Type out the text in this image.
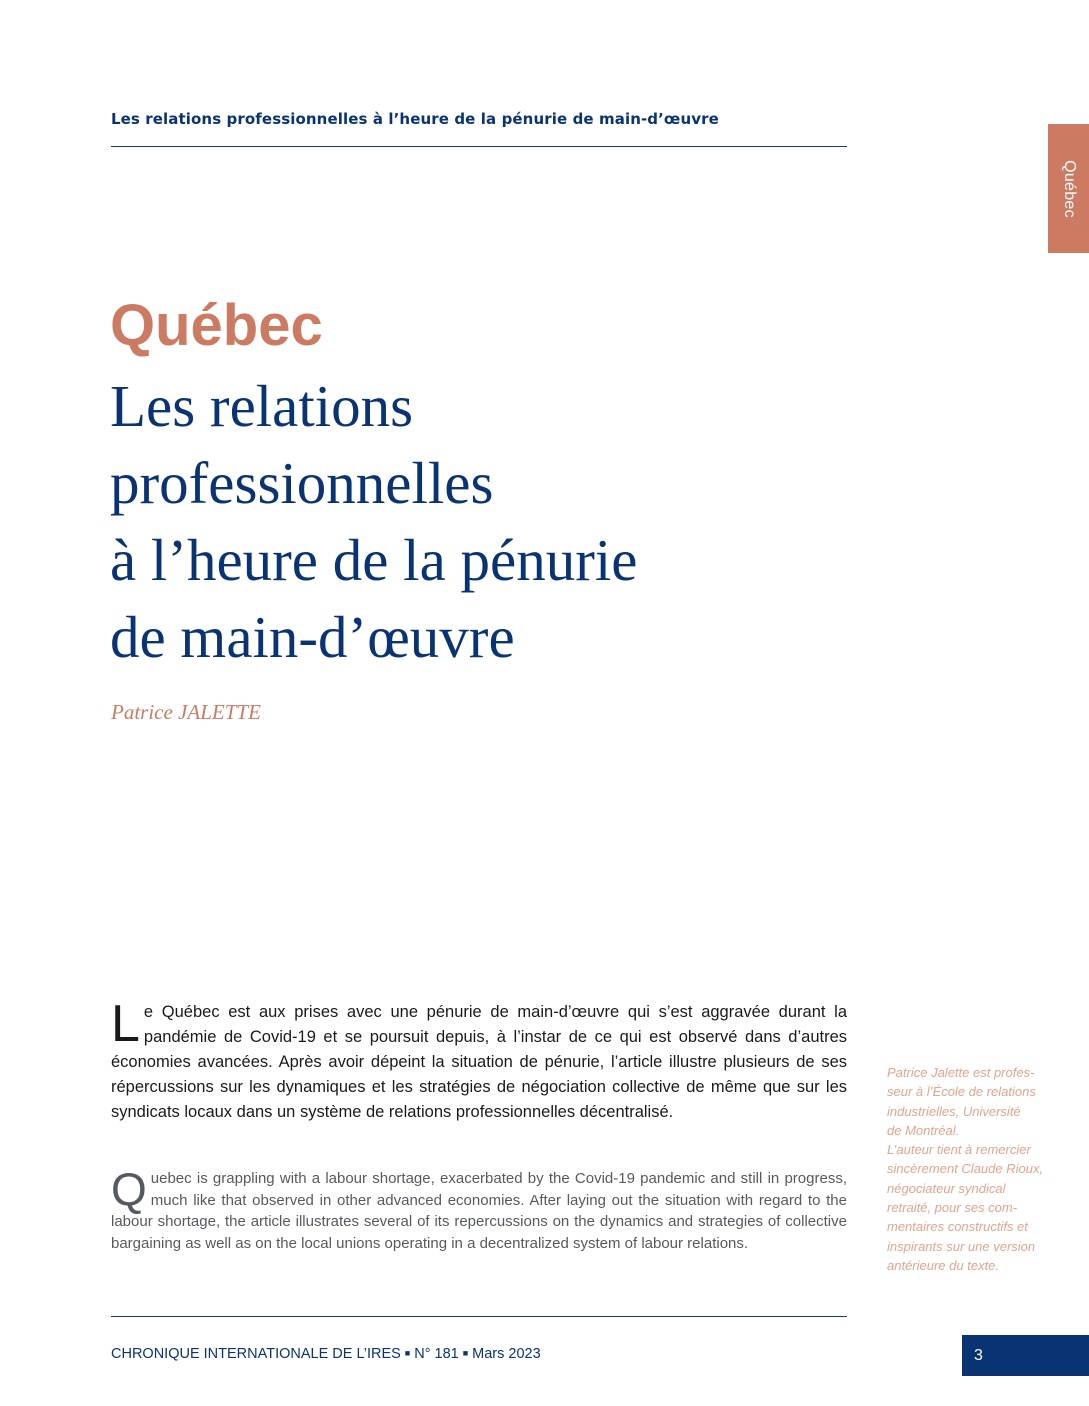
Les relations professionnelles à l’heure de la pénurie de main-d’œuvre
Québec
Québec
Les relations
professionnelles
à l’heure de la pénurie
de main-d’œuvre
Patrice JALETTE

Le Québec est aux prises avec une pénurie de main-d’œuvre qui s’est aggravée durant la pandémie de Covid-19 et se poursuit depuis, à l’instar de ce qui est observé dans d’autres économies avancées. Après avoir dépeint la situation de pénurie, l’article illustre plusieurs de ses répercussions sur les dynamiques et les stratégies de négociation collective de même que sur les syndicats locaux dans un système de relations professionnelles décentralisé.

Quebec is grappling with a labour shortage, exacerbated by the Covid-19 pandemic and still in progress, much like that observed in other advanced economies. After laying out the situation with regard to the labour shortage, the article illustrates several of its repercussions on the dynamics and strategies of collective bargaining as well as on the local unions operating in a decentralized system of labour relations.

Patrice Jalette est profes-
seur à l’École de relations
industrielles, Université
de Montréal.
L’auteur tient à remercier
sincèrement Claude Rioux,
négociateur syndical
retraité, pour ses com-
mentaires constructifs et
inspirants sur une version
antérieure du texte.
CHRONIQUE INTERNATIONALE DE L’IRES ■ N° 181 ■ Mars 2023	3
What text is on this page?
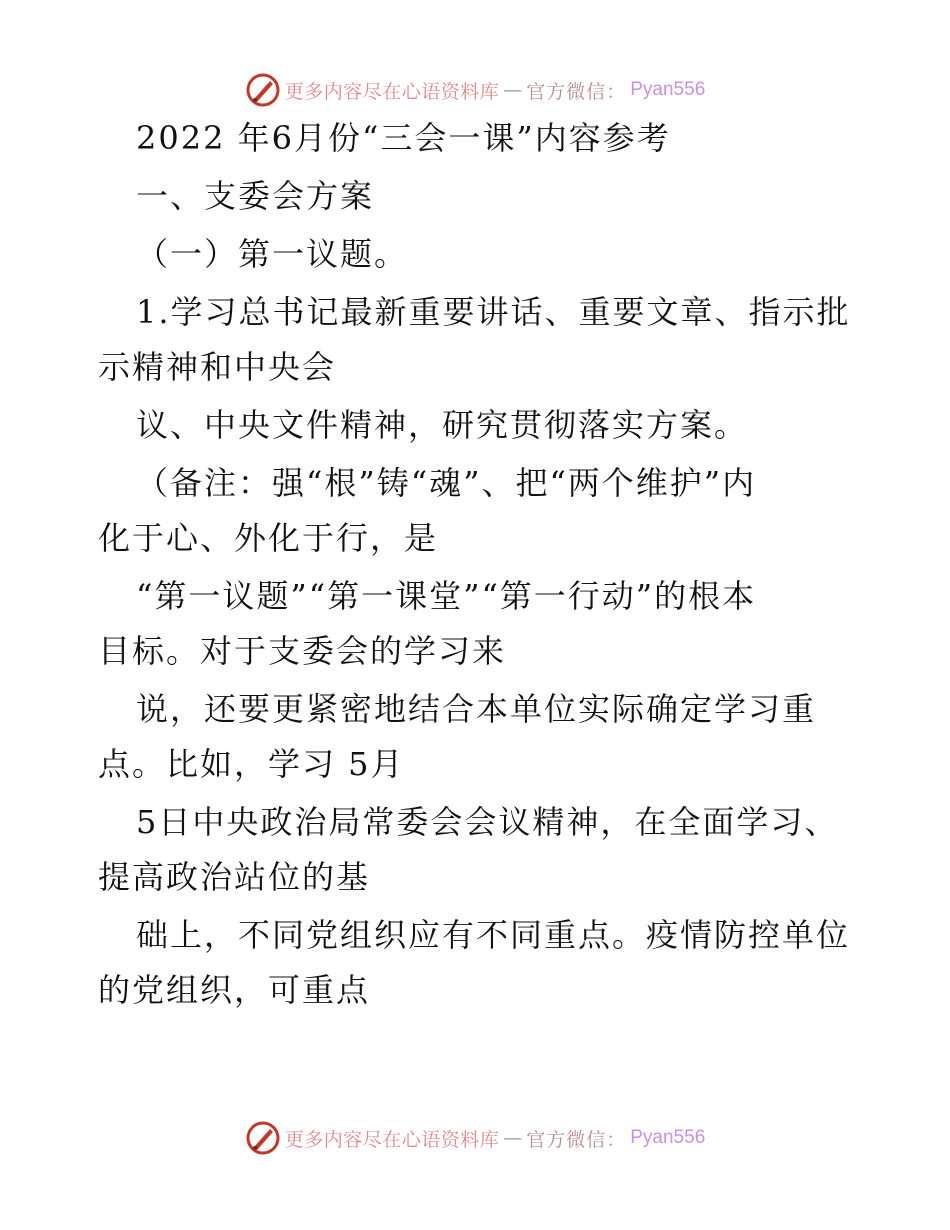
更多内容尽在心语资料库 — 官方微信： Pyan556

2022 年6月份“三会一课”内容参考

一、支委会方案

（一）第一议题。

1.学习总书记最新重要讲话、重要文章、指示批

示精神和中央会

议、中央文件精神，研究贯彻落实方案。

（备注：强“根”铸“魂”、把“两个维护”内

化于心、外化于行，是

“第一议题”“第一课堂”“第一行动”的根本

目标。对于支委会的学习来

说，还要更紧密地结合本单位实际确定学习重

点。比如，学习 5月

5日中央政治局常委会会议精神，在全面学习、

提高政治站位的基

础上，不同党组织应有不同重点。疫情防控单位

的党组织，可重点

更多内容尽在心语资料库 — 官方微信： Pyan556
◇ ◇ ◇ ◇ ◇ ◇ ◇
In this exercise, set down all of the data exactly, without the pictures.

THE COMPLETED TASK:
Type out the text in this image.
Les relations professionnelles à l’heure de la pénurie de main-d’œuvre
Québec
Québec
Les relations
professionnelles
à l’heure de la pénurie
de main-d’œuvre
Patrice JALETTE

Le Québec est aux prises avec une pénurie de main-d’œuvre qui s’est aggravée durant la pandémie de Covid-19 et se poursuit depuis, à l’instar de ce qui est observé dans d’autres économies avancées. Après avoir dépeint la situation de pénurie, l’article illustre plusieurs de ses répercussions sur les dynamiques et les stratégies de négociation collective de même que sur les syndicats locaux dans un système de relations professionnelles décentralisé.

Quebec is grappling with a labour shortage, exacerbated by the Covid-19 pandemic and still in progress, much like that observed in other advanced economies. After laying out the situation with regard to the labour shortage, the article illustrates several of its repercussions on the dynamics and strategies of collective bargaining as well as on the local unions operating in a decentralized system of labour relations.

Patrice Jalette est profes-
seur à l’École de relations
industrielles, Université
de Montréal.
L’auteur tient à remercier
sincèrement Claude Rioux,
négociateur syndical
retraité, pour ses com-
mentaires constructifs et
inspirants sur une version
antérieure du texte.
CHRONIQUE INTERNATIONALE DE L’IRES ■ N° 181 ■ Mars 2023	3
What text is on this page?
更多内容尽在心语资料库 — 官方微信： Pyan556

2022 年6月份“三会一课”内容参考

一、支委会方案

（一）第一议题。

1.学习总书记最新重要讲话、重要文章、指示批

示精神和中央会

议、中央文件精神，研究贯彻落实方案。

（备注：强“根”铸“魂”、把“两个维护”内

化于心、外化于行，是

“第一议题”“第一课堂”“第一行动”的根本

目标。对于支委会的学习来

说，还要更紧密地结合本单位实际确定学习重

点。比如，学习 5月

5日中央政治局常委会会议精神，在全面学习、

提高政治站位的基

础上，不同党组织应有不同重点。疫情防控单位

的党组织，可重点

更多内容尽在心语资料库 — 官方微信： Pyan556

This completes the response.